◆ PROBLEM TO WORK ON ◆
Without including any images, reproduce each entry exactly.

◆ RECORD LIST ◆
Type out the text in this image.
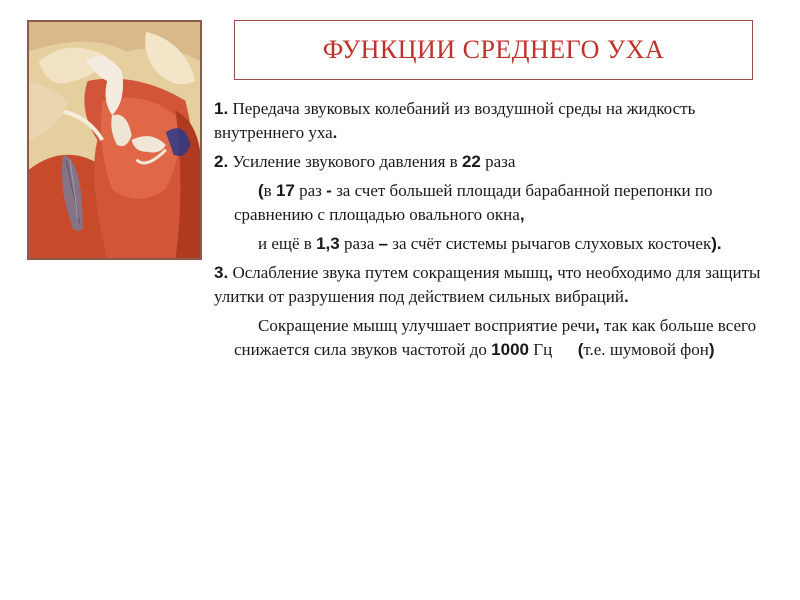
ФУНКЦИИ СРЕДНЕГО УХА

1. Передача звуковых колебаний из воздушной среды на жидкость внутреннего уха.

2. Усиление звукового давления в 22 раза

(в 17 раз - за счет большей площади барабанной перепонки по сравнению с площадью овального окна,

и ещё в 1,3 раза – за счёт системы рычагов слуховых косточек).

3. Ослабление звука путем сокращения мышц, что необходимо для защиты улитки от разрушения под действием сильных вибраций.

Сокращение мышц улучшает восприятие речи, так как больше всего снижается сила звуков частотой до 1000 Гц (т.е. шумовой фон)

◆ WORKED ANSWER ◆
Type out the text in this image.
ФУНКЦИИ СРЕДНЕГО УХА

1. Передача звуковых колебаний из воздушной среды на жидкость внутреннего уха.

2. Усиление звукового давления в 22 раза

(в 17 раз - за счет большей площади барабанной перепонки по сравнению с площадью овального окна,

и ещё в 1,3 раза – за счёт системы рычагов слуховых косточек).

3. Ослабление звука путем сокращения мышц, что необходимо для защиты улитки от разрушения под действием сильных вибраций.

Сокращение мышц улучшает восприятие речи, так как больше всего снижается сила звуков частотой до 1000 Гц (т.е. шумовой фон)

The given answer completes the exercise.